# [THE PROBLEM]
Which lines of the records contain the word "xlabel"? Show each of them.

# [SUPPLIED DATA]
■ ■ ■ ■ ■ ■ ■
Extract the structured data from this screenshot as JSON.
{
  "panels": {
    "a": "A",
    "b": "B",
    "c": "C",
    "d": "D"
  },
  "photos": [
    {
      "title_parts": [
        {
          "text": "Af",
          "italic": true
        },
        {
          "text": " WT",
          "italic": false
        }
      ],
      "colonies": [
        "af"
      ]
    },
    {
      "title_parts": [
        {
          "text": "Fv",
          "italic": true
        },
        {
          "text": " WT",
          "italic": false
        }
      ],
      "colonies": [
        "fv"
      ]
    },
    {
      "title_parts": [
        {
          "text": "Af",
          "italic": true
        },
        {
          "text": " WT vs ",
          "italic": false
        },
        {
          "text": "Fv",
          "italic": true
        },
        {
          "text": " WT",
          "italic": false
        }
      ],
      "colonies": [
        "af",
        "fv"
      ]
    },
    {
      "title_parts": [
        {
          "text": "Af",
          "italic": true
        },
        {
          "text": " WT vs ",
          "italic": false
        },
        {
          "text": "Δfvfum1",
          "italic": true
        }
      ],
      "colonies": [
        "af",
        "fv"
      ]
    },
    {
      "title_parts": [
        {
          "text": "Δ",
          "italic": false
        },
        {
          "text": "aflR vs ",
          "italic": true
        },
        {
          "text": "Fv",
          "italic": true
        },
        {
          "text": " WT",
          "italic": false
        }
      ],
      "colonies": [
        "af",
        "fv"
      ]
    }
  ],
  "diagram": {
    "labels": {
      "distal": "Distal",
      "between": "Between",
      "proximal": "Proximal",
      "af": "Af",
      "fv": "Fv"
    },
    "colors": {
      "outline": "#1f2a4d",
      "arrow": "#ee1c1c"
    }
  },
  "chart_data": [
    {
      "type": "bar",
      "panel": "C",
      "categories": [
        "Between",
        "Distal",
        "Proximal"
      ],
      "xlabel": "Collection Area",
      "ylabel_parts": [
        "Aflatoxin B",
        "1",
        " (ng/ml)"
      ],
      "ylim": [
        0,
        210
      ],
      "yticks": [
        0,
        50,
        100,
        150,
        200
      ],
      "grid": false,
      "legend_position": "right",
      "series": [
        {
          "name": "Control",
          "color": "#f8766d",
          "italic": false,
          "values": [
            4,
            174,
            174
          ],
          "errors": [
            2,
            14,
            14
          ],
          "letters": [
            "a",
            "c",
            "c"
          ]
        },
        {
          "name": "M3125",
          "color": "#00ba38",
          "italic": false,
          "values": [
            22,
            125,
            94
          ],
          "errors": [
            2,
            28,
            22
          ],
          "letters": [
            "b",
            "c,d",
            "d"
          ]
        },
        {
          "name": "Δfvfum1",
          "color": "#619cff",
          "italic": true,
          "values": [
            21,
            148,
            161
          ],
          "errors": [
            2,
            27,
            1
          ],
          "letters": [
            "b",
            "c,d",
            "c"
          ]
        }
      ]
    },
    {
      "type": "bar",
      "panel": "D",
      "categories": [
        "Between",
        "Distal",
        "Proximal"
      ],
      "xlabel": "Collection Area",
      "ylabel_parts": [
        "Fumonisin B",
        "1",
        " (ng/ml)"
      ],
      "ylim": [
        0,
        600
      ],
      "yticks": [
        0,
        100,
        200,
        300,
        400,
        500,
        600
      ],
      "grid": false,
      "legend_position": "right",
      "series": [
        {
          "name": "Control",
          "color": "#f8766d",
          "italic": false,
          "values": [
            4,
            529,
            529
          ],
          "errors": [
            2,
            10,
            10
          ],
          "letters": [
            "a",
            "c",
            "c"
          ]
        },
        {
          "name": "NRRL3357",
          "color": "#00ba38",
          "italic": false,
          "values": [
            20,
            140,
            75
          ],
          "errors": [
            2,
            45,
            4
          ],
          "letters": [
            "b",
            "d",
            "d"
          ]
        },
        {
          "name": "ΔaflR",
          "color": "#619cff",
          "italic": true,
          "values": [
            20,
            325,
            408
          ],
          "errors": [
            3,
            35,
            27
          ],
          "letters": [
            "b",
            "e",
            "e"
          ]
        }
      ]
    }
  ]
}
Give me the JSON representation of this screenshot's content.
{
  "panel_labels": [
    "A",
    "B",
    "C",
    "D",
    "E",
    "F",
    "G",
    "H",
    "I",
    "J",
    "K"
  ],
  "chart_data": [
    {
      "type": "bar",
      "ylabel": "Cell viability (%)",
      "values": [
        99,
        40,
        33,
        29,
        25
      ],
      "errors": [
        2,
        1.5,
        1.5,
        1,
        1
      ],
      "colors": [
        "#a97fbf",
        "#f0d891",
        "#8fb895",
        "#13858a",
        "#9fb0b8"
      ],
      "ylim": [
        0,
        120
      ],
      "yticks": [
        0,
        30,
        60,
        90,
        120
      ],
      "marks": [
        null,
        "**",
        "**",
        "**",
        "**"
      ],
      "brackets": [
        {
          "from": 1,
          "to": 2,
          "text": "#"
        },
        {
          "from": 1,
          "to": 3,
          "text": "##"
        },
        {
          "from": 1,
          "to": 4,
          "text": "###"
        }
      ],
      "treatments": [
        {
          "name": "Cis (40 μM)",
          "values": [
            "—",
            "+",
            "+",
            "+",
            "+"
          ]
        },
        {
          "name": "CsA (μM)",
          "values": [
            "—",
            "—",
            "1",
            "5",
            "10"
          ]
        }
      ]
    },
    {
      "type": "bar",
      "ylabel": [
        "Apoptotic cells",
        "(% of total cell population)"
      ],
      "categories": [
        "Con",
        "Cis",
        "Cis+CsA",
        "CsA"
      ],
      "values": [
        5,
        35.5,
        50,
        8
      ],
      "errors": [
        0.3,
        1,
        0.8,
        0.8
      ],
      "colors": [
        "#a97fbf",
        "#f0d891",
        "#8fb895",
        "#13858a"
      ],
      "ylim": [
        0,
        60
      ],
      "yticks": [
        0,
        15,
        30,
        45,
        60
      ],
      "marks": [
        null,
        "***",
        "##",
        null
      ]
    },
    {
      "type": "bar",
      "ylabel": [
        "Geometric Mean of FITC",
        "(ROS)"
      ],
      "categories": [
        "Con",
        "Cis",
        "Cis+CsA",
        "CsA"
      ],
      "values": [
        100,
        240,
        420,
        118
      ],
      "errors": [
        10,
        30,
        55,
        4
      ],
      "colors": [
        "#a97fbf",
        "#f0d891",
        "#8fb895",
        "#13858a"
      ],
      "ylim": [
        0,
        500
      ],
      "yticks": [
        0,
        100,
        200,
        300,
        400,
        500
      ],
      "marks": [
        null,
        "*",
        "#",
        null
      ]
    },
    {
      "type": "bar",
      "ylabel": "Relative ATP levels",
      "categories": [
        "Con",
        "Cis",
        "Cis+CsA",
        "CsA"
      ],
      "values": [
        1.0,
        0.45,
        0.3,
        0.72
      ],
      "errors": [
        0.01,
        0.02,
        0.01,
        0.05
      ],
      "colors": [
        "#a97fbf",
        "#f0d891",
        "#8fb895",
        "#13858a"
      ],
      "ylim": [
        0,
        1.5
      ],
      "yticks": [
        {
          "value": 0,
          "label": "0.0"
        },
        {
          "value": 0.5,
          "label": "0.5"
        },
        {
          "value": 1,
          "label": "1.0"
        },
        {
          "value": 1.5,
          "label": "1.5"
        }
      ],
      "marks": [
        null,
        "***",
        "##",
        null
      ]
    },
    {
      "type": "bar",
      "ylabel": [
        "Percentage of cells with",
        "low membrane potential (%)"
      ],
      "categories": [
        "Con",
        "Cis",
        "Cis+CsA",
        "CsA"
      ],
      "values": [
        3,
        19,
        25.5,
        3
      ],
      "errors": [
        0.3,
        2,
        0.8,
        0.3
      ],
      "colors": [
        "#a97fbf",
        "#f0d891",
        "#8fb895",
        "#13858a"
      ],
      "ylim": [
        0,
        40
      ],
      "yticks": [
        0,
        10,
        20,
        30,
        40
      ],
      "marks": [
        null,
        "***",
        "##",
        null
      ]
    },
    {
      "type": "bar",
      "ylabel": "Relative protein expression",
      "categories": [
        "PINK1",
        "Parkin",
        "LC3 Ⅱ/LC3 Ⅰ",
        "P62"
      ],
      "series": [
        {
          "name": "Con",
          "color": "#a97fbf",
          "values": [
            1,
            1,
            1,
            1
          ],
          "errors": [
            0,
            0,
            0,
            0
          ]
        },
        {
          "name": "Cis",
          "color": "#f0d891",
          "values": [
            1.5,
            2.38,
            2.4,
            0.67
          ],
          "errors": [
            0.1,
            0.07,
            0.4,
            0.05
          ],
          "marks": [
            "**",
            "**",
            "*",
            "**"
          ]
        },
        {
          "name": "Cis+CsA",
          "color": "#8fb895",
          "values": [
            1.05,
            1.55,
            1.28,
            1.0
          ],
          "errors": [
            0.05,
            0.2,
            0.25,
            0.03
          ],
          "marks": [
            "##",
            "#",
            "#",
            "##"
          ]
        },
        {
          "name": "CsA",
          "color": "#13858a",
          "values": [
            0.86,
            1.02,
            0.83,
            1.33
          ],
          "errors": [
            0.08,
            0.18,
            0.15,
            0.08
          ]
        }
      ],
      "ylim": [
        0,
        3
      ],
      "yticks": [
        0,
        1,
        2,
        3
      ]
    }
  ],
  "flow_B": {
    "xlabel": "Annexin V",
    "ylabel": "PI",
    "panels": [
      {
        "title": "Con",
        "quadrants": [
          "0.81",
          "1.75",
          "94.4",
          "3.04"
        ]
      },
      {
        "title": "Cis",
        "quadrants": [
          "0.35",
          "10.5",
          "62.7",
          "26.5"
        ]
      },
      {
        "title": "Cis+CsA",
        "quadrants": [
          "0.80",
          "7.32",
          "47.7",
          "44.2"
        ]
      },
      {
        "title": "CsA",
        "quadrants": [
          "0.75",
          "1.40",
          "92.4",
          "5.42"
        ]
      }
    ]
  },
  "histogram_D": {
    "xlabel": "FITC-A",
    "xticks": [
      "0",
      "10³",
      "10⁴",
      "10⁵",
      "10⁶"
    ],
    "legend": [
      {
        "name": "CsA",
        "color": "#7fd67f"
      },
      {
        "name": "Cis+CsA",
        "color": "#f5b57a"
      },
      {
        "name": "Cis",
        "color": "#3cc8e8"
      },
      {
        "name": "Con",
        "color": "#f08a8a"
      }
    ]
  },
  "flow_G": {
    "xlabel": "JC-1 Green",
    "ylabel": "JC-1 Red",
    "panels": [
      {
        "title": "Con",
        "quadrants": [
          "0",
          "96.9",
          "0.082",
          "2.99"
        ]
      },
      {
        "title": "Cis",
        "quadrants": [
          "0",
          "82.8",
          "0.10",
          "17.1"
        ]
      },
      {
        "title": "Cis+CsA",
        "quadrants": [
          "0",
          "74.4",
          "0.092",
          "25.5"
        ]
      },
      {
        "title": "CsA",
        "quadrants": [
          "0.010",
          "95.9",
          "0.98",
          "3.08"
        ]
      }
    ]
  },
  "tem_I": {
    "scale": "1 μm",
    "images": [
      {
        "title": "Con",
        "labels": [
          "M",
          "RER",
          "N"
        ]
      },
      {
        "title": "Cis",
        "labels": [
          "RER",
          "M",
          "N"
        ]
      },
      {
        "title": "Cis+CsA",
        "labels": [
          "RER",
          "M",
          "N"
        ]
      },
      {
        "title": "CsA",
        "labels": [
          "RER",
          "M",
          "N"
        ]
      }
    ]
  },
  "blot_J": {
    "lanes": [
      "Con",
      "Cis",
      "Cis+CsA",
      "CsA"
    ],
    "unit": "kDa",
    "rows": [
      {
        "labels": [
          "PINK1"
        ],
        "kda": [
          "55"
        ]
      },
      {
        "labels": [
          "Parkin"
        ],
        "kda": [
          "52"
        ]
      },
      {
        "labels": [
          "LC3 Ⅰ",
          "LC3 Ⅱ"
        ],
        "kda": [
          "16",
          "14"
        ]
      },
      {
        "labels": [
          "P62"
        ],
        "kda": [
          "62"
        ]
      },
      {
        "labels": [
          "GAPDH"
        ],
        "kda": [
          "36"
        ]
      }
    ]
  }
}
■ ■ ■ ■ ■ ■ ■
# [EXERCISE RESULT]
      "xlabel": "Collection Area",
      "xlabel": "Collection Area",
    "xlabel": "Annexin V",
    "xlabel": "FITC-A",
    "xlabel": "JC-1 Green",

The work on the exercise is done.